TO BE DONE -
Set down exactly, and only, the lines from the one with "Extract the structured" to the final line of the entries, both included.

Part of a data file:
===============

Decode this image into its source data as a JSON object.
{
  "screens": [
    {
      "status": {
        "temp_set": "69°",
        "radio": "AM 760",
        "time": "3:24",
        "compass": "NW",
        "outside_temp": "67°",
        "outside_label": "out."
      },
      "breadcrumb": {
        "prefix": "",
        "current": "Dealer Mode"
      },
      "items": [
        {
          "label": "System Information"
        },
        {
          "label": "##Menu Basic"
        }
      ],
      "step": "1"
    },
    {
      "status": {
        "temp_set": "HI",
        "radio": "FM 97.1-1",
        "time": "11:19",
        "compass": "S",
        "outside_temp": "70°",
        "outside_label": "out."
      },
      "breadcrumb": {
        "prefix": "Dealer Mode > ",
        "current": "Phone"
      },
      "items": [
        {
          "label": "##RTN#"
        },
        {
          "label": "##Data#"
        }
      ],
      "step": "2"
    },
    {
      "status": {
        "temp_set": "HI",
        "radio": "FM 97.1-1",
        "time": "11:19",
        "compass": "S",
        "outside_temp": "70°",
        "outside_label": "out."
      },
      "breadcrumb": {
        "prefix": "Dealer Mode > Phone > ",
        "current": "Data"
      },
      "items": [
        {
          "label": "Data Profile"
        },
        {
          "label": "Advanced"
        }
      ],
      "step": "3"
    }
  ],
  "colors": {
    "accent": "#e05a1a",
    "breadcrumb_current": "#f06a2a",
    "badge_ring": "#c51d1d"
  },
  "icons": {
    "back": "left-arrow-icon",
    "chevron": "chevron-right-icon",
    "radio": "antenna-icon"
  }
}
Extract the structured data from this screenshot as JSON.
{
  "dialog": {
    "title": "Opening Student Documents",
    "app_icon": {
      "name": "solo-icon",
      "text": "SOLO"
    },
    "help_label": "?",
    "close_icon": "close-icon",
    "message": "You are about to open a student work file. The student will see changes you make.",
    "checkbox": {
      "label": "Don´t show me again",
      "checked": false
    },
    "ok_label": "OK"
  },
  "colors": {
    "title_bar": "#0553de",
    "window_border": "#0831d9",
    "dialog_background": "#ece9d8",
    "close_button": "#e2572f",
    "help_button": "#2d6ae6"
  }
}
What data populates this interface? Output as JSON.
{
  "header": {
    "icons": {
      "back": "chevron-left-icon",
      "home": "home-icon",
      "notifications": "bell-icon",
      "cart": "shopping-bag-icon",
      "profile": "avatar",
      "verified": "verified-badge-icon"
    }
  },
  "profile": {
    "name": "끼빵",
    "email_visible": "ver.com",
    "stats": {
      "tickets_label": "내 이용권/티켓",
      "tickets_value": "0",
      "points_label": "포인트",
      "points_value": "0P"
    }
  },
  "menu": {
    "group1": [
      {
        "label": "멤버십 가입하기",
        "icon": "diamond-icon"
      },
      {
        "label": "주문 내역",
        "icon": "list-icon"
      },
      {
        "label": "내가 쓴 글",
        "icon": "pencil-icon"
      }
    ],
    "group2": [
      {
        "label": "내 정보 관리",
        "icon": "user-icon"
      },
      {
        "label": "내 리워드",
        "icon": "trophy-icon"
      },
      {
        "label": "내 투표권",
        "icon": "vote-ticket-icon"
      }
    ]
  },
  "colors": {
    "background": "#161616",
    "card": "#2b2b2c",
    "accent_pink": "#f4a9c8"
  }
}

===============

EXERCISE RESPONSE -
Extract the structured data from this screenshot as JSON.
{
  "dialog": {
    "title": "Opening Student Documents",
    "app_icon": {
      "name": "solo-icon",
      "text": "SOLO"
    },
    "help_label": "?",
    "close_icon": "close-icon",
    "message": "You are about to open a student work file. The student will see changes you make.",
    "checkbox": {
      "label": "Don´t show me again",
      "checked": false
    },
    "ok_label": "OK"
  },
  "colors": {
    "title_bar": "#0553de",
    "window_border": "#0831d9",
    "dialog_background": "#ece9d8",
    "close_button": "#e2572f",
    "help_button": "#2d6ae6"
  }
}
What data populates this interface? Output as JSON.
{
  "header": {
    "icons": {
      "back": "chevron-left-icon",
      "home": "home-icon",
      "notifications": "bell-icon",
      "cart": "shopping-bag-icon",
      "profile": "avatar",
      "verified": "verified-badge-icon"
    }
  },
  "profile": {
    "name": "끼빵",
    "email_visible": "ver.com",
    "stats": {
      "tickets_label": "내 이용권/티켓",
      "tickets_value": "0",
      "points_label": "포인트",
      "points_value": "0P"
    }
  },
  "menu": {
    "group1": [
      {
        "label": "멤버십 가입하기",
        "icon": "diamond-icon"
      },
      {
        "label": "주문 내역",
        "icon": "list-icon"
      },
      {
        "label": "내가 쓴 글",
        "icon": "pencil-icon"
      }
    ],
    "group2": [
      {
        "label": "내 정보 관리",
        "icon": "user-icon"
      },
      {
        "label": "내 리워드",
        "icon": "trophy-icon"
      },
      {
        "label": "내 투표권",
        "icon": "vote-ticket-icon"
      }
    ]
  },
  "colors": {
    "background": "#161616",
    "card": "#2b2b2c",
    "accent_pink": "#f4a9c8"
  }
}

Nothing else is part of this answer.